## Problem statement
Spot each line in the records below where the word "note" occurs, then copy it.

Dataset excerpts
============
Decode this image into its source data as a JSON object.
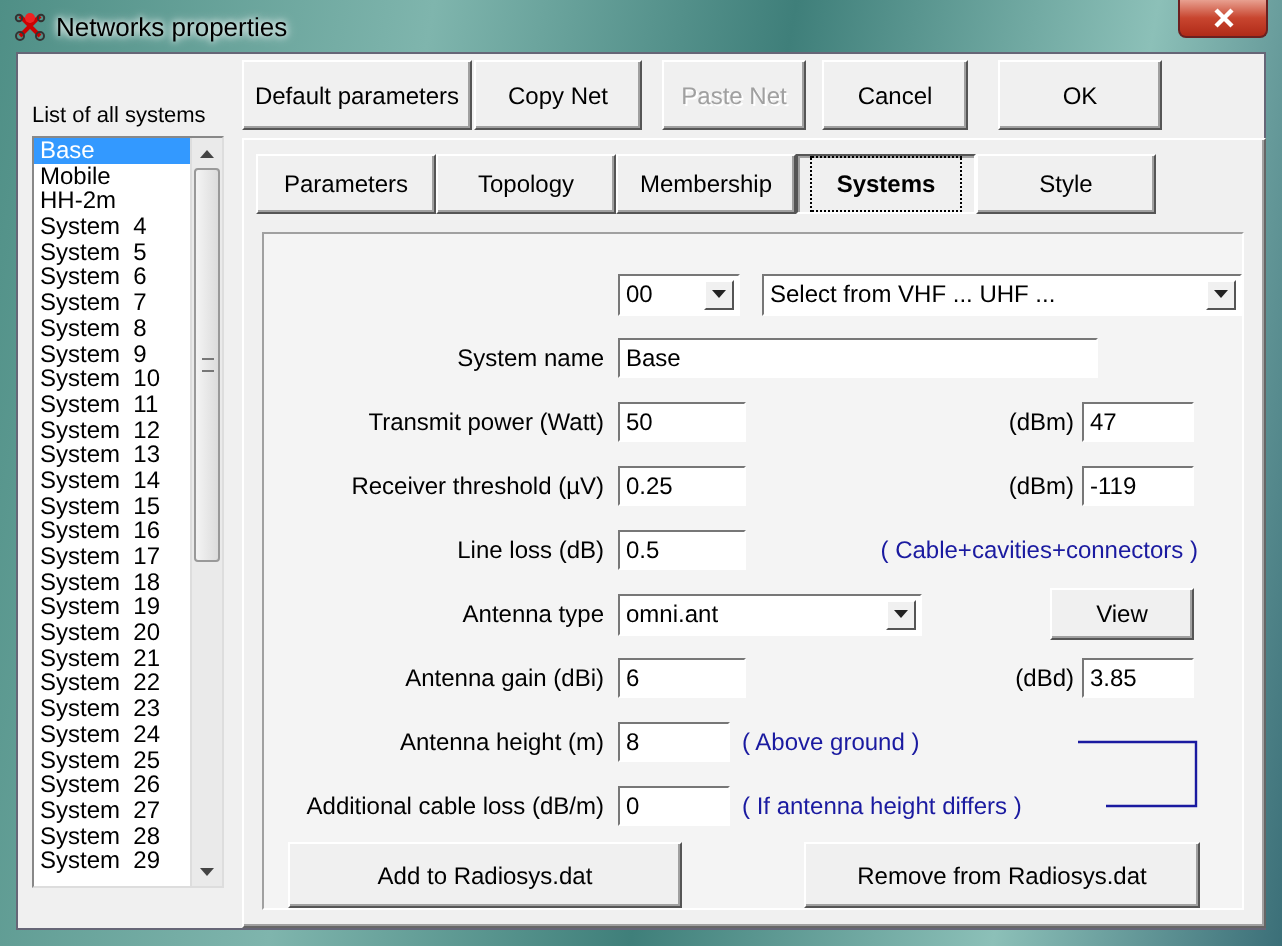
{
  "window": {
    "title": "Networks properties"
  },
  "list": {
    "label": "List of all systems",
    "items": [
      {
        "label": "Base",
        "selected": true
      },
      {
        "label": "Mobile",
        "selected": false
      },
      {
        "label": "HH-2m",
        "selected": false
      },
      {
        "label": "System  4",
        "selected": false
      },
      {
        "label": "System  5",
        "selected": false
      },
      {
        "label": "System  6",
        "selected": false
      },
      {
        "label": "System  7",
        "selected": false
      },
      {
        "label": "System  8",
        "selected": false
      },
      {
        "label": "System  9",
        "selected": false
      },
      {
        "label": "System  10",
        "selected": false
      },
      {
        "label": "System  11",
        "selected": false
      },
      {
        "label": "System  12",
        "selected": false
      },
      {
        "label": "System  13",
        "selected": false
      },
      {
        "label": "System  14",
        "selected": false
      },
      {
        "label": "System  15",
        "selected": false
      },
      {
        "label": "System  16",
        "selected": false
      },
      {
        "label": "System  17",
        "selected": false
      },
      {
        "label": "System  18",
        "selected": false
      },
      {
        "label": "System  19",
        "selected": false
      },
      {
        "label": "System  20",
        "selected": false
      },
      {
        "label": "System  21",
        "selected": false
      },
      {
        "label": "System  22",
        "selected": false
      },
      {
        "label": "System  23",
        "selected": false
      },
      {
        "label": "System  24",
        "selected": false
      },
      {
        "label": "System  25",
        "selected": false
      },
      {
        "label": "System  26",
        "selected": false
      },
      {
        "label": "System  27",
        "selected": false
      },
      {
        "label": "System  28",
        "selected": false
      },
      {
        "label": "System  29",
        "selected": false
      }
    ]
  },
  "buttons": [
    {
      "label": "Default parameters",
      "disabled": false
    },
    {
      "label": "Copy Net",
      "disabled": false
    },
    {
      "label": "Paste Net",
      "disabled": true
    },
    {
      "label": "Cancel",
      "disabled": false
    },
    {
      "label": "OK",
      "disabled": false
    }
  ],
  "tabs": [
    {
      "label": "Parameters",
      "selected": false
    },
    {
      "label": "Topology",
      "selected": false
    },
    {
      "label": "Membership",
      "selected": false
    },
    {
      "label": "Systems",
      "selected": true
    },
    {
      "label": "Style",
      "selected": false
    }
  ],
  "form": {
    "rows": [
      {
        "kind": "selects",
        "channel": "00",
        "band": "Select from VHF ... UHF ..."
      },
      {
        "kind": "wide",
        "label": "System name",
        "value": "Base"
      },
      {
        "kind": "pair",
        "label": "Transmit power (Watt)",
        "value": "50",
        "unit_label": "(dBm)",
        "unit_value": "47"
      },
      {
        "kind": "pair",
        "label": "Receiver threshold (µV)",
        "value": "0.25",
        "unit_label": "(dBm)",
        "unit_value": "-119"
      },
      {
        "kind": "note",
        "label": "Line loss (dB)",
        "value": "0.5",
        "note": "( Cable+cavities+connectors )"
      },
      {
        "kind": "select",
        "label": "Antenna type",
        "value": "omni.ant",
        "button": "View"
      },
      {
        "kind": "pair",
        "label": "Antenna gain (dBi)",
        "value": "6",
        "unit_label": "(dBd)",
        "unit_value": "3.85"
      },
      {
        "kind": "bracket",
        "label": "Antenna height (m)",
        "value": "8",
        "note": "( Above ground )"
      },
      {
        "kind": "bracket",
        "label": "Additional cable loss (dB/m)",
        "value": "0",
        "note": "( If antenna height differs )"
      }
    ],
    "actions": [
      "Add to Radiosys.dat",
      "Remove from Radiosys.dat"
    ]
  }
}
============
## Answer below
        "kind": "note",
        "note": "( Cable+cavities+connectors )"
        "note": "( Above ground )"
        "note": "( If antenna height differs )"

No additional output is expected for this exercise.